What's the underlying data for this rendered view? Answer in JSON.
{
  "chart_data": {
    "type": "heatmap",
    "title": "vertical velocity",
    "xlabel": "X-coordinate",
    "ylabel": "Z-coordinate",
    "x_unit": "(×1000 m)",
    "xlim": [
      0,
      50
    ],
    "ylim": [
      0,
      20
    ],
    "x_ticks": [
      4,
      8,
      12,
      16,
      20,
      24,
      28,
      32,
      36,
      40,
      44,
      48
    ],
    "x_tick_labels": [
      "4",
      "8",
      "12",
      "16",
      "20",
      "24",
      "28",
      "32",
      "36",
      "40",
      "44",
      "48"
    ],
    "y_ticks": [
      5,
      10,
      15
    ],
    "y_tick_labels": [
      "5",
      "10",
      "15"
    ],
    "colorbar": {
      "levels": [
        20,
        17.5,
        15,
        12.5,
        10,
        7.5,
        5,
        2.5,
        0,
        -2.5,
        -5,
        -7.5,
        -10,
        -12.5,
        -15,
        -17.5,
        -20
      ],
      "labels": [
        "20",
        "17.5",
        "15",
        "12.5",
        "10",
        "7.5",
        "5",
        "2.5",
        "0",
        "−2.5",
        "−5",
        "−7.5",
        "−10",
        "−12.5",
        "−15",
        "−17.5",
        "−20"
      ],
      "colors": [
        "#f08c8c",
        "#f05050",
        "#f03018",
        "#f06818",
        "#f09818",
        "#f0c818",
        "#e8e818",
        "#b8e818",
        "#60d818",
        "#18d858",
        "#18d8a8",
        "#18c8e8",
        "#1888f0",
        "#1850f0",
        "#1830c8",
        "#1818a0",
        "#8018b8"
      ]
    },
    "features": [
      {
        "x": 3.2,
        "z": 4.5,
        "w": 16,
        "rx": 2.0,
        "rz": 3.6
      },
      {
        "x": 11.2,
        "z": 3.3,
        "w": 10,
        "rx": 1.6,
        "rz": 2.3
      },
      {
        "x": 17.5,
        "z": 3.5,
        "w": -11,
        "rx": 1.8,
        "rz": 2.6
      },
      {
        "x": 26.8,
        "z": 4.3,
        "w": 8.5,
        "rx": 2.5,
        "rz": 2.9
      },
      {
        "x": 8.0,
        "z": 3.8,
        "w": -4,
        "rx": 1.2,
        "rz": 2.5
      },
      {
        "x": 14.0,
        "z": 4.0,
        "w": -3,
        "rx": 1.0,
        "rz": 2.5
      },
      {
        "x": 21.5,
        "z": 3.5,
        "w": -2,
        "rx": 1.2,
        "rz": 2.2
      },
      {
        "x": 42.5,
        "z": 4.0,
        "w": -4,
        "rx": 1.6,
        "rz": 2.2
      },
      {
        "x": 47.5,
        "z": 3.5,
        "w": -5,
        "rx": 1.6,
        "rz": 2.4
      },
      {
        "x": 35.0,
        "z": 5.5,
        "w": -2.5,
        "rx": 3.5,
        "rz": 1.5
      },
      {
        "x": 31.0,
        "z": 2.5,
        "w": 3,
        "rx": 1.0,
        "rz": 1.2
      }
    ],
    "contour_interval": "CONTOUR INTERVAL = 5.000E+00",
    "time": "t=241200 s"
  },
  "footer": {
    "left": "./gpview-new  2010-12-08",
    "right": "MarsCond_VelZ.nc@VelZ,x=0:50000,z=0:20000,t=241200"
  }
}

---------------

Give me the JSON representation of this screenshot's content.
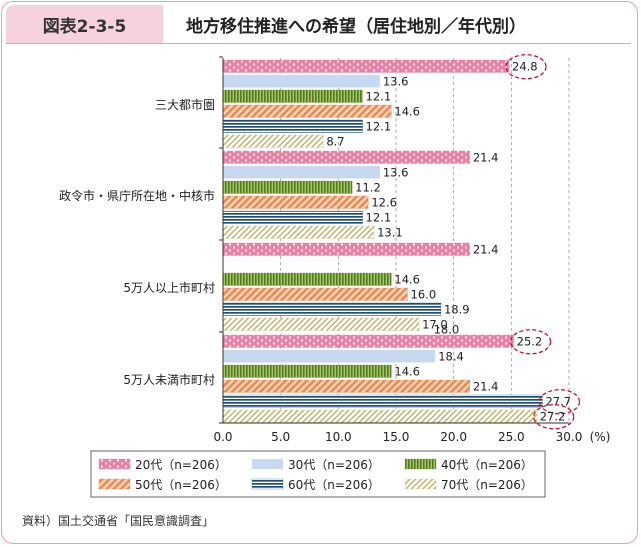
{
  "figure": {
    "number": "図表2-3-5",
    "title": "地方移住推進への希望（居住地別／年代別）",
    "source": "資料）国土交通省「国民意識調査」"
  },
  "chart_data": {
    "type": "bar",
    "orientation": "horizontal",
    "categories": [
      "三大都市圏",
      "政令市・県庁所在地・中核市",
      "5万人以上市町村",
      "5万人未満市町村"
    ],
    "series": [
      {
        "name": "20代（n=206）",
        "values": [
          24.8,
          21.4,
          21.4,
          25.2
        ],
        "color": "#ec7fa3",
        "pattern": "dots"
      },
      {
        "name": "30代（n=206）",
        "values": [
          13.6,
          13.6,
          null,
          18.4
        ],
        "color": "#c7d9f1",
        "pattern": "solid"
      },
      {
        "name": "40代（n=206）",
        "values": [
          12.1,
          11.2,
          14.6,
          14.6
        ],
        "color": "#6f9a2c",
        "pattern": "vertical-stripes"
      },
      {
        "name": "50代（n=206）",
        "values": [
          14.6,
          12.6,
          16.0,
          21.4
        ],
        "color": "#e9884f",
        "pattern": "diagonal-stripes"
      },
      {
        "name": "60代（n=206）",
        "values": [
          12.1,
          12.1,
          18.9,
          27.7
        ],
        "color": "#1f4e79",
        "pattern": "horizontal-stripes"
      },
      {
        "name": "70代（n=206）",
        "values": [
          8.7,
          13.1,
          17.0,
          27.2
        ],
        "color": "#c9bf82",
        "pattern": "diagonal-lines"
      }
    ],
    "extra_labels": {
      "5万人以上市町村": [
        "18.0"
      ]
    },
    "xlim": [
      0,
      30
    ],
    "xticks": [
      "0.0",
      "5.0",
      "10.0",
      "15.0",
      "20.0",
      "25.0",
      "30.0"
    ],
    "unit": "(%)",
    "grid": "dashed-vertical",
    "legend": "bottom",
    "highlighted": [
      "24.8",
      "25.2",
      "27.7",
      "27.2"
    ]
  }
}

---------------

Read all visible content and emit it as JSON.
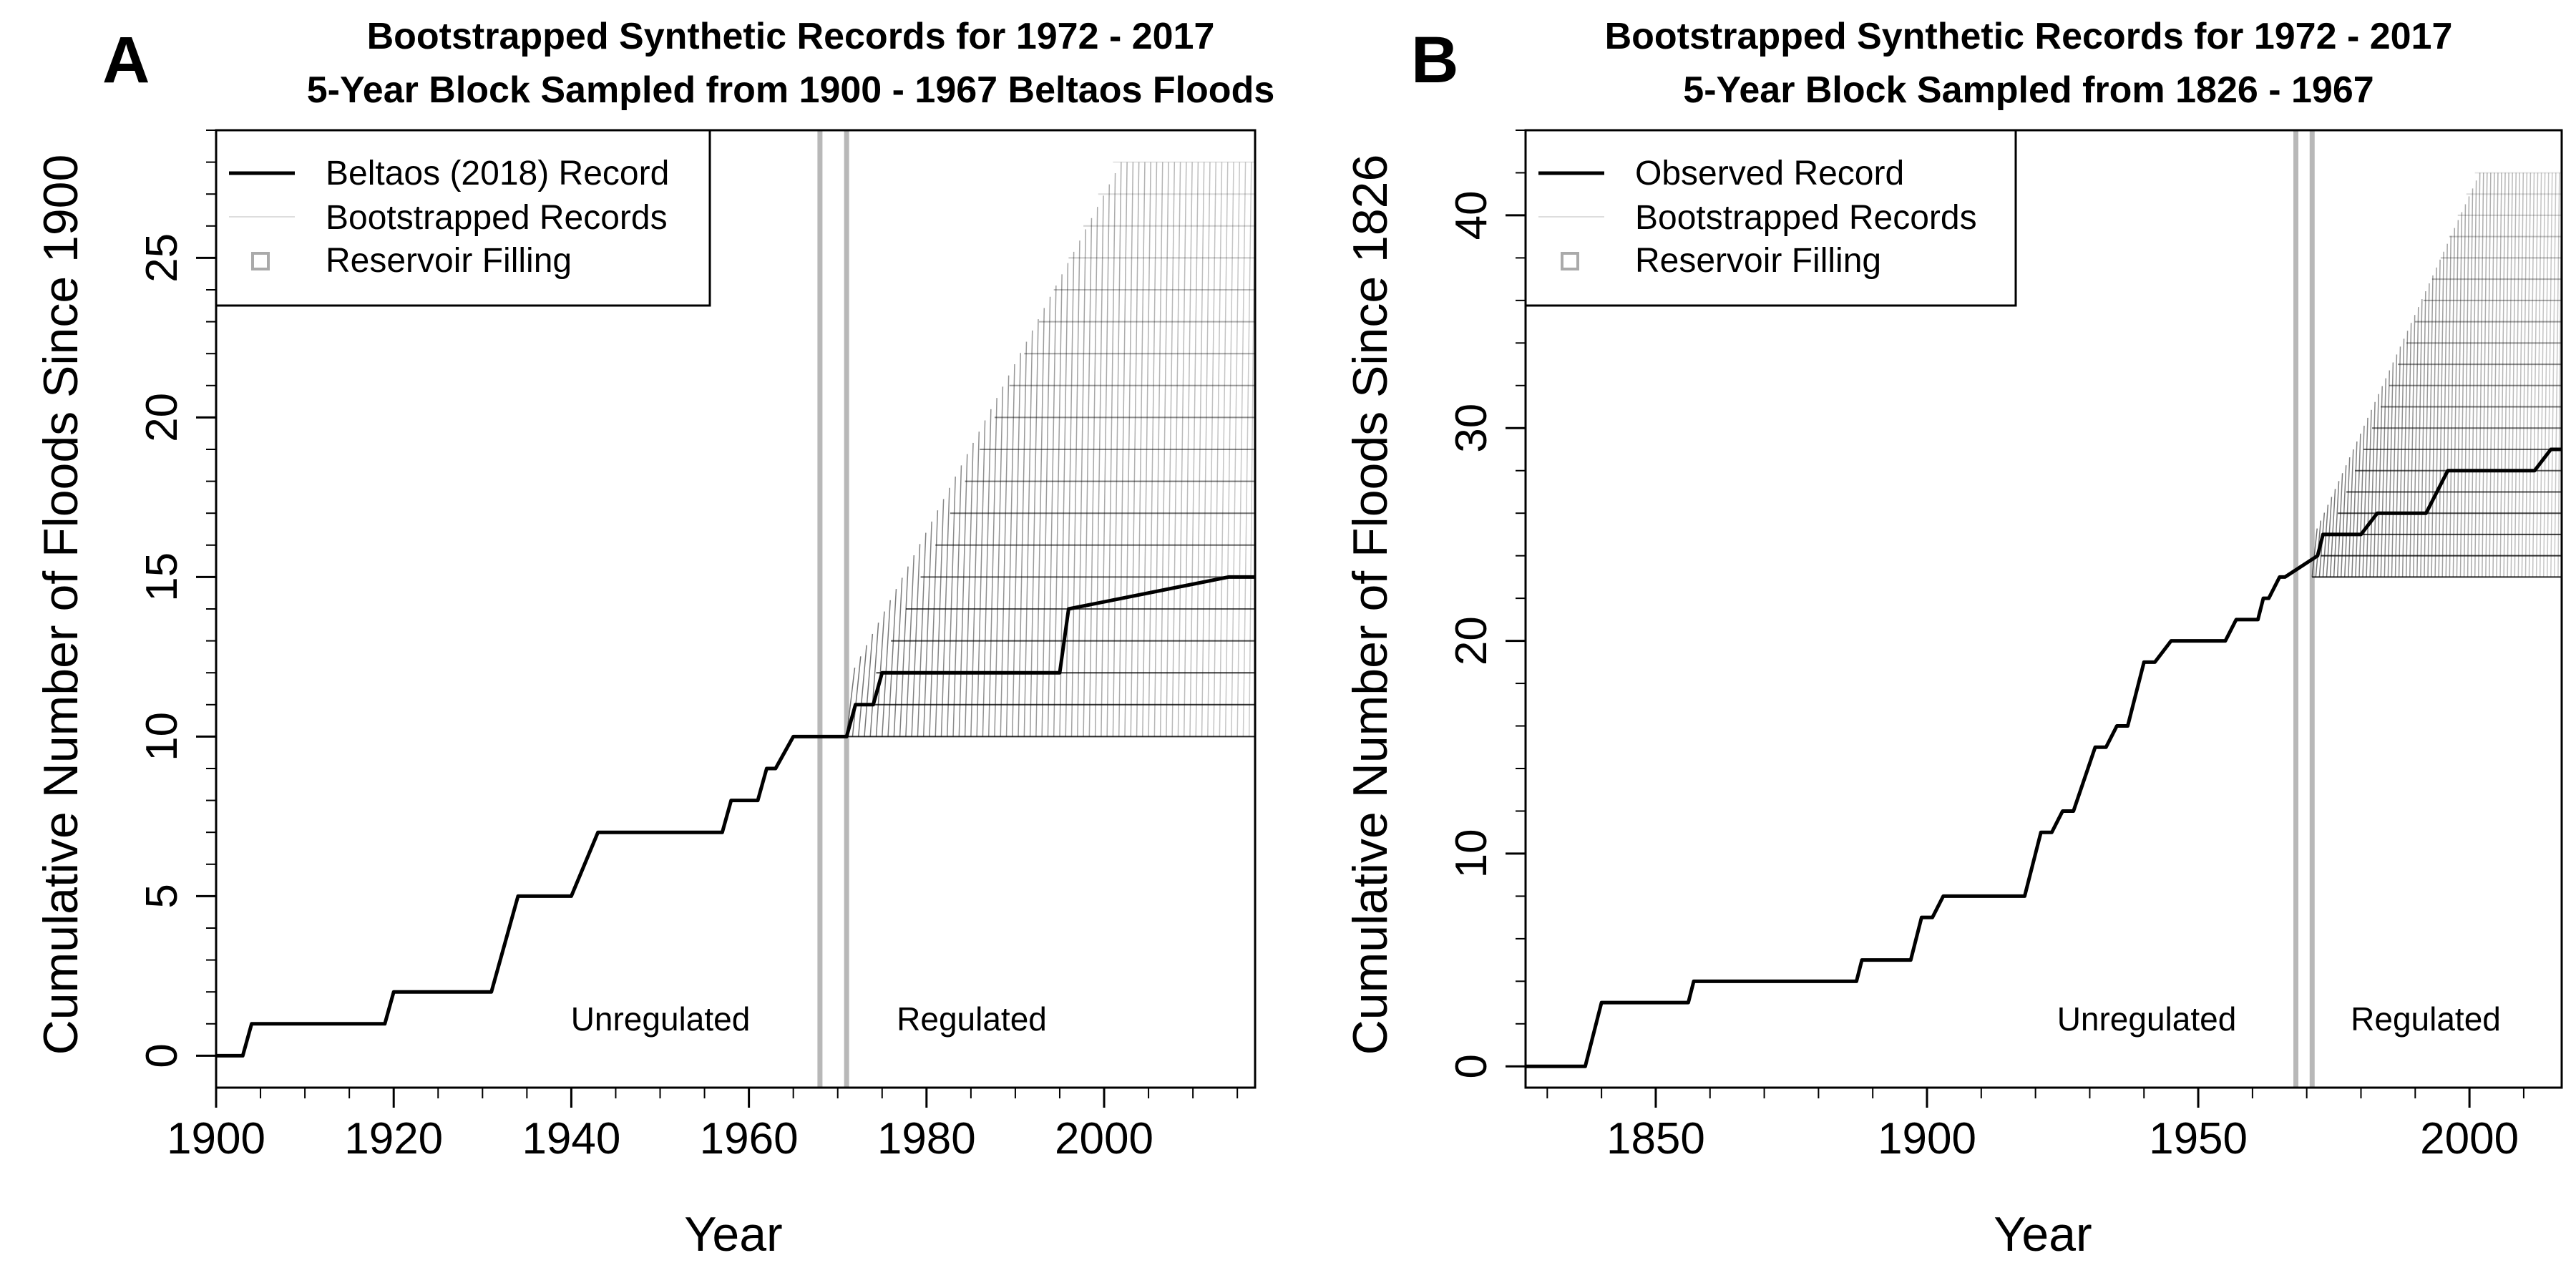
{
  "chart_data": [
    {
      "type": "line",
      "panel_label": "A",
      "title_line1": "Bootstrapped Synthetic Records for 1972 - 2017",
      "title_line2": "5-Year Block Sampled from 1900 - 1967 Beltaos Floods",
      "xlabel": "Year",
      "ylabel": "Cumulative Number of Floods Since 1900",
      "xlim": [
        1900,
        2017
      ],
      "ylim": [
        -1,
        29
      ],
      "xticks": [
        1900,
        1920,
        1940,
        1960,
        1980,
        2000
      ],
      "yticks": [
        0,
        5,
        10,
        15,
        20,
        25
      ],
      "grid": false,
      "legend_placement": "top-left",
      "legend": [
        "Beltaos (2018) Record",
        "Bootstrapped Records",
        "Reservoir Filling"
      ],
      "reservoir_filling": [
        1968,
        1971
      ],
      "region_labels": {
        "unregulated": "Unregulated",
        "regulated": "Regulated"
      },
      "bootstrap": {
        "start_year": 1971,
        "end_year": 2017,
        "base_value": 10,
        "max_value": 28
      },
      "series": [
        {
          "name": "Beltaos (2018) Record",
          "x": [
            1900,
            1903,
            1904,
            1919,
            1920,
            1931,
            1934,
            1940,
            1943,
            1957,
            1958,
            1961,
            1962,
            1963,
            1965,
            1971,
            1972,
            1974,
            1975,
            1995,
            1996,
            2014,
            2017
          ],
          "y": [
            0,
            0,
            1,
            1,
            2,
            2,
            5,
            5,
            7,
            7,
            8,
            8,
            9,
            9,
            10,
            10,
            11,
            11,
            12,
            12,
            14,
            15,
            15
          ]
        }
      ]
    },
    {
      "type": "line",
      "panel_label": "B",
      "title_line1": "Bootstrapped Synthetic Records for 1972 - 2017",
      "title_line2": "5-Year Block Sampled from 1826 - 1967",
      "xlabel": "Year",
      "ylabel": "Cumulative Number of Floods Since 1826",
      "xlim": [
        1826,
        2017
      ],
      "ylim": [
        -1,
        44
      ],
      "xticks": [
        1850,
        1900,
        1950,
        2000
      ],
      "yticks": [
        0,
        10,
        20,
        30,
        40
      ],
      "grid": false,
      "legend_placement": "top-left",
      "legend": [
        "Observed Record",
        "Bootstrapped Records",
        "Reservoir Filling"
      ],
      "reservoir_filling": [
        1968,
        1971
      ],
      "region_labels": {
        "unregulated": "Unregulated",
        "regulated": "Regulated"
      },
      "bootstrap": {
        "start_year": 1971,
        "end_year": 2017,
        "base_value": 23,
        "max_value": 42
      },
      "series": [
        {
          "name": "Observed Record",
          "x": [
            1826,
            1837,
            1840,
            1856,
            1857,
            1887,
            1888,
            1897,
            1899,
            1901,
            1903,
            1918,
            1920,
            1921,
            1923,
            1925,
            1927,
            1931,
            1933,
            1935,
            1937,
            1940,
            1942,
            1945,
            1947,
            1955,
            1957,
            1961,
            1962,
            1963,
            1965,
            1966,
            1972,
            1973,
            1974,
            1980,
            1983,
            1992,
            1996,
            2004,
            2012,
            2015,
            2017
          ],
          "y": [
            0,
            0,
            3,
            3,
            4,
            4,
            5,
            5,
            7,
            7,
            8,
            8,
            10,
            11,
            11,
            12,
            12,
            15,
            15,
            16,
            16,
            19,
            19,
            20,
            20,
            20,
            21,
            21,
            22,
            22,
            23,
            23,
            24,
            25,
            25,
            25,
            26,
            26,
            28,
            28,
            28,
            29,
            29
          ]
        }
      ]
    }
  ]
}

---------------

Give the number of lines that hold the word "ylabel" in these records, with nothing added.

3